■ Exercise
Write the entries out again exactly as they stand, but without the pictures.

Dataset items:

— begin —

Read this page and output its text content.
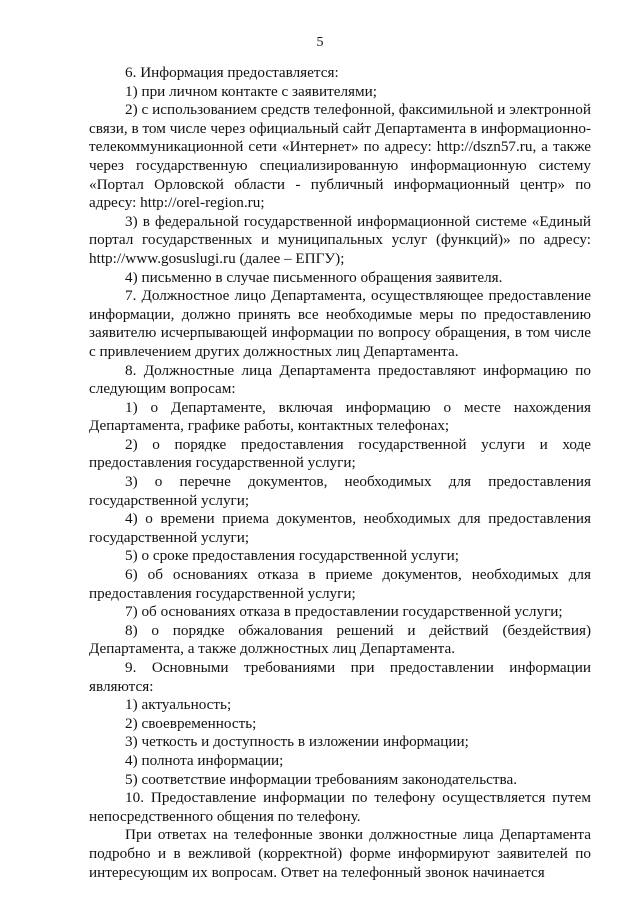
5

6. Информация предоставляется:

1) при личном контакте с заявителями;

2) с использованием средств телефонной, факсимильной и электронной связи, в том числе через официальный сайт Департамента в информационно-телекоммуникационной сети «Интернет» по адресу: http://dszn57.ru, а также через государственную специализированную информационную систему «Портал Орловской области - публичный информационный центр» по адресу: http://orel-region.ru;

3) в федеральной государственной информационной системе «Единый портал государственных и муниципальных услуг (функций)» по адресу: http://www.gosuslugi.ru (далее – ЕПГУ);

4) письменно в случае письменного обращения заявителя.

7. Должностное лицо Департамента, осуществляющее предоставление информации, должно принять все необходимые меры по предоставлению заявителю исчерпывающей информации по вопросу обращения, в том числе с привлечением других должностных лиц Департамента.

8. Должностные лица Департамента предоставляют информацию по следующим вопросам:

1) о Департаменте, включая информацию о месте нахождения Департамента, графике работы, контактных телефонах;

2) о порядке предоставления государственной услуги и ходе предоставления государственной услуги;

3) о перечне документов, необходимых для предоставления государственной услуги;

4) о времени приема документов, необходимых для предоставления государственной услуги;

5) о сроке предоставления государственной услуги;

6) об основаниях отказа в приеме документов, необходимых для предоставления государственной услуги;

7) об основаниях отказа в предоставлении государственной услуги;

8) о порядке обжалования решений и действий (бездействия) Департамента, а также должностных лиц Департамента.

9. Основными требованиями при предоставлении информации являются:

1) актуальность;

2) своевременность;

3) четкость и доступность в изложении информации;

4) полнота информации;

5) соответствие информации требованиям законодательства.

10. Предоставление информации по телефону осуществляется путем непосредственного общения по телефону.

При ответах на телефонные звонки должностные лица Департамента подробно и в вежливой (корректной) форме информируют заявителей по интересующим их вопросам. Ответ на телефонный звонок начинается
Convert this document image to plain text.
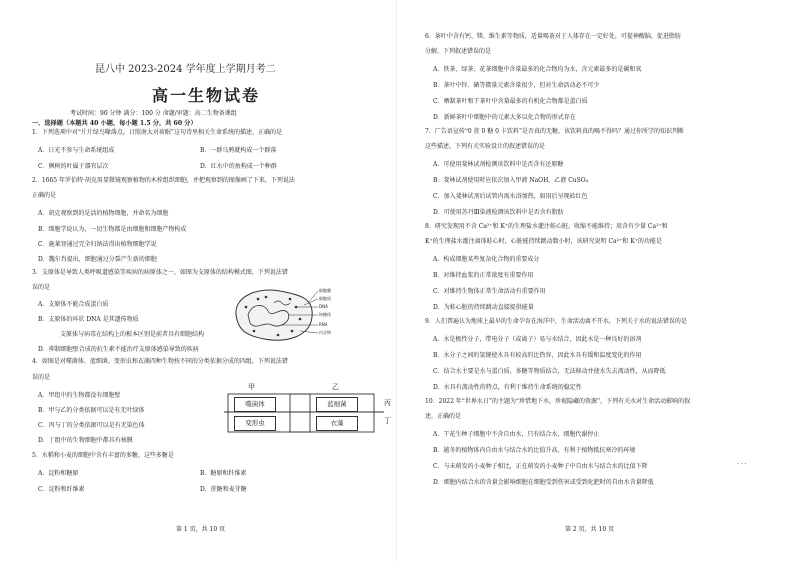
昆八中 2023-2024 学年度上学期月考二
高一生物试卷
考试时间：90 分钟 满分：100 分 命题/审题：高二生物备课组
一、选择题（本题共 40 小题，每小题 1.5 分，共 60 分）
1．下列选项中对“片片绿鸟喙落点，日照南大对荷眠”这句诗里相关生命系统的描述，正确的是
A．日光不参与生命系统组成	B．一群乌鸦就构成一个群落
C．枫树的叶属于器官层次	D．红水中的鱼构成一个种群
2．1665 年罗伯特·胡克用显微镜观察植物的木栓组织细胞，并把观察到的图像画了下来，下列说法
正确的是
A．胡克观察到的是活的植物细胞，并命名为细胞
B．细胞学说认为，一切生物都是由细胞和细胞产物构成
C．施莱登通过完全归纳法得出植物细胞学说
D．魏尔肖提出，细胞通过分裂产生新的细胞
3．支原体是导致人类呼吸道感染等疾病的病原体之一，如图为支原体的结构模式图，下列说法错
误的是
A．支原体不能合成蛋白质
B．支原体的环状 DNA 是其遗传物质
支原体与病毒在结构上的根本区别是前者具有细胞结构
D．抑制细胞壁合成的抗生素不能治疗支原体感染导致的疾病
细胞膜
细胞质
DNA
核糖体
RNA
内含物
4．如图是对噬菌体、蓝细菌、变形虫和衣藻四种生物按不同的分类依据分成的四组，下列说法错
误的是
A．甲组中的生物都没有细胞壁
B．甲与乙的分类依据可以是有无叶绿体
C．丙与丁的分类依据可以是有无染色体
D．丁组中的生物细胞中都具有核膜
甲	乙
丙
丁
噬菌体	蓝细菌
变形虫	衣藻
5．水稻和小麦的细胞中含有丰富的多糖，这些多糖是
A．淀粉和糖原	B．糖原和纤维素
C．淀粉和纤维素	D．蔗糖和麦芽糖
第 1 页，共 10 页
6．茶叶中含有钙、镁、维生素等物质，适量喝茶对于人体存在一定好处，可提神醒脑，促进脂肪
分解，下列叙述错误的是
A．铁茶、绿茶、花茶细胞中含量最多的化合物均为水，含元素最多的是碳和氧
B．茶叶中锌、硒等微量元素含量很少，但对生命活动必不可少
C．晒制茶叶和干茶叶中含量最多的有机化合物都是蛋白质
D．新鲜茶叶中细胞中的元素大多以化合物的形式存在
7．广告语宣传“0 蔗 0 糖 0 卡饮料”是否真的无糖，该饮料真的喝不得吗？通过你所学的知识判断
这些描述，下列有关实验设计的叙述错误的是
A．可使用斐林试剂检测该饮料中是否含有还原糖
B．斐林试剂使用时应依次加入甲液 NaOH、乙液 CuSO₄
C．加入斐林试剂后试管内需水浴加热，如用后呈现砖红色
D．可使用苏丹Ⅲ染液检测该饮料中是否含有脂肪
8．研究发现用不含 Ca²⁺和 K⁺的生理盐水灌注蛙心脏，收缩不能维持；用含有少量 Ca²⁺和
K⁺的生理盐水灌注离体蛙心时，心脏能持续跳动数小时，该研究说明 Ca²⁺和 K⁺的功能是
A．构成细胞某些复杂化合物的重要成分
B．对维持血浆的正常浓度有重要作用
C．对维持生物体正常生命活动有重要作用
D．为蛙心脏的持续跳动直接提供能量
9．人们普遍认为地球上最早的生命孕育在海洋中，生命活动离不开水，下列关于水的说法错误的是
A．水是极性分子，带电分子（或离子）易与水结合，因此水是一种良好的溶剂
B．水分子之间的氢键使水具有较高的比热容，因此水具有缓和温度变化的作用
C．结合水主要是水与蛋白质、多糖等物质结合，无法移动并使水失去流动性，从而降低
D．水具有流动性的特点，有利于维持生命系统的稳定性
10．2022 年“世界水日”的主题为“珍惜地下水，珍视隐藏的资源”，下列有关水对生命活动影响的叙
述，正确的是
A．干花生种子细胞中不含自由水，只有结合水，细胞代谢停止
B．越冬的植物体内自由水与结合水的比值升高，有利于植物抵抗寒冷的环境
C．与未萌发的小麦种子相比，正在萌发的小麦种子中自由水与结合水的比值下降	· · ·
D．细胞内结合水的含量会影响细胞在细胞受到伤害或受到化肥时的自由水含量降低
第 2 页，共 10 页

— end —

■ Written solution
Read this page and output its text content.
5

6. Информация предоставляется:

1) при личном контакте с заявителями;

2) с использованием средств телефонной, факсимильной и электронной связи, в том числе через официальный сайт Департамента в информационно-телекоммуникационной сети «Интернет» по адресу: http://dszn57.ru, а также через государственную специализированную информационную систему «Портал Орловской области - публичный информационный центр» по адресу: http://orel-region.ru;

3) в федеральной государственной информационной системе «Единый портал государственных и муниципальных услуг (функций)» по адресу: http://www.gosuslugi.ru (далее – ЕПГУ);

4) письменно в случае письменного обращения заявителя.

7. Должностное лицо Департамента, осуществляющее предоставление информации, должно принять все необходимые меры по предоставлению заявителю исчерпывающей информации по вопросу обращения, в том числе с привлечением других должностных лиц Департамента.

8. Должностные лица Департамента предоставляют информацию по следующим вопросам:

1) о Департаменте, включая информацию о месте нахождения Департамента, графике работы, контактных телефонах;

2) о порядке предоставления государственной услуги и ходе предоставления государственной услуги;

3) о перечне документов, необходимых для предоставления государственной услуги;

4) о времени приема документов, необходимых для предоставления государственной услуги;

5) о сроке предоставления государственной услуги;

6) об основаниях отказа в приеме документов, необходимых для предоставления государственной услуги;

7) об основаниях отказа в предоставлении государственной услуги;

8) о порядке обжалования решений и действий (бездействия) Департамента, а также должностных лиц Департамента.

9. Основными требованиями при предоставлении информации являются:

1) актуальность;

2) своевременность;

3) четкость и доступность в изложении информации;

4) полнота информации;

5) соответствие информации требованиям законодательства.

10. Предоставление информации по телефону осуществляется путем непосредственного общения по телефону.

При ответах на телефонные звонки должностные лица Департамента подробно и в вежливой (корректной) форме информируют заявителей по интересующим их вопросам. Ответ на телефонный звонок начинается
Convert this document image to plain text.
昆八中 2023-2024 学年度上学期月考二
高一生物试卷
考试时间：90 分钟 满分：100 分 命题/审题：高二生物备课组
一、选择题（本题共 40 小题，每小题 1.5 分，共 60 分）
1．下列选项中对“片片绿鸟喙落点，日照南大对荷眠”这句诗里相关生命系统的描述，正确的是
A．日光不参与生命系统组成	B．一群乌鸦就构成一个群落
C．枫树的叶属于器官层次	D．红水中的鱼构成一个种群
2．1665 年罗伯特·胡克用显微镜观察植物的木栓组织细胞，并把观察到的图像画了下来，下列说法
正确的是
A．胡克观察到的是活的植物细胞，并命名为细胞
B．细胞学说认为，一切生物都是由细胞和细胞产物构成
C．施莱登通过完全归纳法得出植物细胞学说
D．魏尔肖提出，细胞通过分裂产生新的细胞
3．支原体是导致人类呼吸道感染等疾病的病原体之一，如图为支原体的结构模式图，下列说法错
误的是
A．支原体不能合成蛋白质
B．支原体的环状 DNA 是其遗传物质
支原体与病毒在结构上的根本区别是前者具有细胞结构
D．抑制细胞壁合成的抗生素不能治疗支原体感染导致的疾病
细胞膜
细胞质
DNA
核糖体
RNA
内含物
4．如图是对噬菌体、蓝细菌、变形虫和衣藻四种生物按不同的分类依据分成的四组，下列说法错
误的是
A．甲组中的生物都没有细胞壁
B．甲与乙的分类依据可以是有无叶绿体
C．丙与丁的分类依据可以是有无染色体
D．丁组中的生物细胞中都具有核膜
甲	乙
丙
丁
噬菌体	蓝细菌
变形虫	衣藻
5．水稻和小麦的细胞中含有丰富的多糖，这些多糖是
A．淀粉和糖原	B．糖原和纤维素
C．淀粉和纤维素	D．蔗糖和麦芽糖
第 1 页，共 10 页
6．茶叶中含有钙、镁、维生素等物质，适量喝茶对于人体存在一定好处，可提神醒脑，促进脂肪
分解，下列叙述错误的是
A．铁茶、绿茶、花茶细胞中含量最多的化合物均为水，含元素最多的是碳和氧
B．茶叶中锌、硒等微量元素含量很少，但对生命活动必不可少
C．晒制茶叶和干茶叶中含量最多的有机化合物都是蛋白质
D．新鲜茶叶中细胞中的元素大多以化合物的形式存在
7．广告语宣传“0 蔗 0 糖 0 卡饮料”是否真的无糖，该饮料真的喝不得吗？通过你所学的知识判断
这些描述，下列有关实验设计的叙述错误的是
A．可使用斐林试剂检测该饮料中是否含有还原糖
B．斐林试剂使用时应依次加入甲液 NaOH、乙液 CuSO₄
C．加入斐林试剂后试管内需水浴加热，如用后呈现砖红色
D．可使用苏丹Ⅲ染液检测该饮料中是否含有脂肪
8．研究发现用不含 Ca²⁺和 K⁺的生理盐水灌注蛙心脏，收缩不能维持；用含有少量 Ca²⁺和
K⁺的生理盐水灌注离体蛙心时，心脏能持续跳动数小时，该研究说明 Ca²⁺和 K⁺的功能是
A．构成细胞某些复杂化合物的重要成分
B．对维持血浆的正常浓度有重要作用
C．对维持生物体正常生命活动有重要作用
D．为蛙心脏的持续跳动直接提供能量
9．人们普遍认为地球上最早的生命孕育在海洋中，生命活动离不开水，下列关于水的说法错误的是
A．水是极性分子，带电分子（或离子）易与水结合，因此水是一种良好的溶剂
B．水分子之间的氢键使水具有较高的比热容，因此水具有缓和温度变化的作用
C．结合水主要是水与蛋白质、多糖等物质结合，无法移动并使水失去流动性，从而降低
D．水具有流动性的特点，有利于维持生命系统的稳定性
10．2022 年“世界水日”的主题为“珍惜地下水，珍视隐藏的资源”，下列有关水对生命活动影响的叙
述，正确的是
A．干花生种子细胞中不含自由水，只有结合水，细胞代谢停止
B．越冬的植物体内自由水与结合水的比值升高，有利于植物抵抗寒冷的环境
C．与未萌发的小麦种子相比，正在萌发的小麦种子中自由水与结合水的比值下降	· · ·
D．细胞内结合水的含量会影响细胞在细胞受到伤害或受到化肥时的自由水含量降低
第 2 页，共 10 页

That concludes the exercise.